■ **Directions**
Could you print every record below exactly as it appears?

Dataset items:
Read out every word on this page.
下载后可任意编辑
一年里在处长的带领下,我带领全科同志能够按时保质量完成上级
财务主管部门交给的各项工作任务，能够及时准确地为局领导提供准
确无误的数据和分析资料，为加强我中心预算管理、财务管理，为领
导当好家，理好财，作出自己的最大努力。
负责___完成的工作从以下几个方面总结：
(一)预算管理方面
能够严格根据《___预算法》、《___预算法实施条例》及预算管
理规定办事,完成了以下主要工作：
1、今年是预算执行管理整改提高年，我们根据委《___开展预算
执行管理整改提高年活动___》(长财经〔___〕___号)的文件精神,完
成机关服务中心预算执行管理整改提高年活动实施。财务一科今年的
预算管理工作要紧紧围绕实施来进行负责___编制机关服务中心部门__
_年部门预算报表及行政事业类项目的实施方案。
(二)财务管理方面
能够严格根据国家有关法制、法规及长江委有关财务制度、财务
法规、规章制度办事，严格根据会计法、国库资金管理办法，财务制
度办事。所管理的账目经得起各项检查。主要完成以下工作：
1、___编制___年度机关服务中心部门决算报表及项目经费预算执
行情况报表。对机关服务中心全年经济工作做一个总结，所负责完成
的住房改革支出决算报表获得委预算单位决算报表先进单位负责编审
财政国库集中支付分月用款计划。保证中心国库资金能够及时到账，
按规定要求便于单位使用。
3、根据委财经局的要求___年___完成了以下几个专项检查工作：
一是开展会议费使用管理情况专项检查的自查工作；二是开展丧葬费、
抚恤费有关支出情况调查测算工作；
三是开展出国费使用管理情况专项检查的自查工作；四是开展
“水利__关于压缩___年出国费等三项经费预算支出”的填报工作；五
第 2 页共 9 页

■ **Completed task**
Read out every word on this page.
下载后可任意编辑
一年里在处长的带领下,我带领全科同志能够按时保质量完成上级
财务主管部门交给的各项工作任务，能够及时准确地为局领导提供准
确无误的数据和分析资料，为加强我中心预算管理、财务管理，为领
导当好家，理好财，作出自己的最大努力。
负责___完成的工作从以下几个方面总结：
(一)预算管理方面
能够严格根据《___预算法》、《___预算法实施条例》及预算管
理规定办事,完成了以下主要工作：
1、今年是预算执行管理整改提高年，我们根据委《___开展预算
执行管理整改提高年活动___》(长财经〔___〕___号)的文件精神,完
成机关服务中心预算执行管理整改提高年活动实施。财务一科今年的
预算管理工作要紧紧围绕实施来进行负责___编制机关服务中心部门__
_年部门预算报表及行政事业类项目的实施方案。
(二)财务管理方面
能够严格根据国家有关法制、法规及长江委有关财务制度、财务
法规、规章制度办事，严格根据会计法、国库资金管理办法，财务制
度办事。所管理的账目经得起各项检查。主要完成以下工作：
1、___编制___年度机关服务中心部门决算报表及项目经费预算执
行情况报表。对机关服务中心全年经济工作做一个总结，所负责完成
的住房改革支出决算报表获得委预算单位决算报表先进单位负责编审
财政国库集中支付分月用款计划。保证中心国库资金能够及时到账，
按规定要求便于单位使用。
3、根据委财经局的要求___年___完成了以下几个专项检查工作：
一是开展会议费使用管理情况专项检查的自查工作；二是开展丧葬费、
抚恤费有关支出情况调查测算工作；
三是开展出国费使用管理情况专项检查的自查工作；四是开展
“水利__关于压缩___年出国费等三项经费预算支出”的填报工作；五
第 2 页共 9 页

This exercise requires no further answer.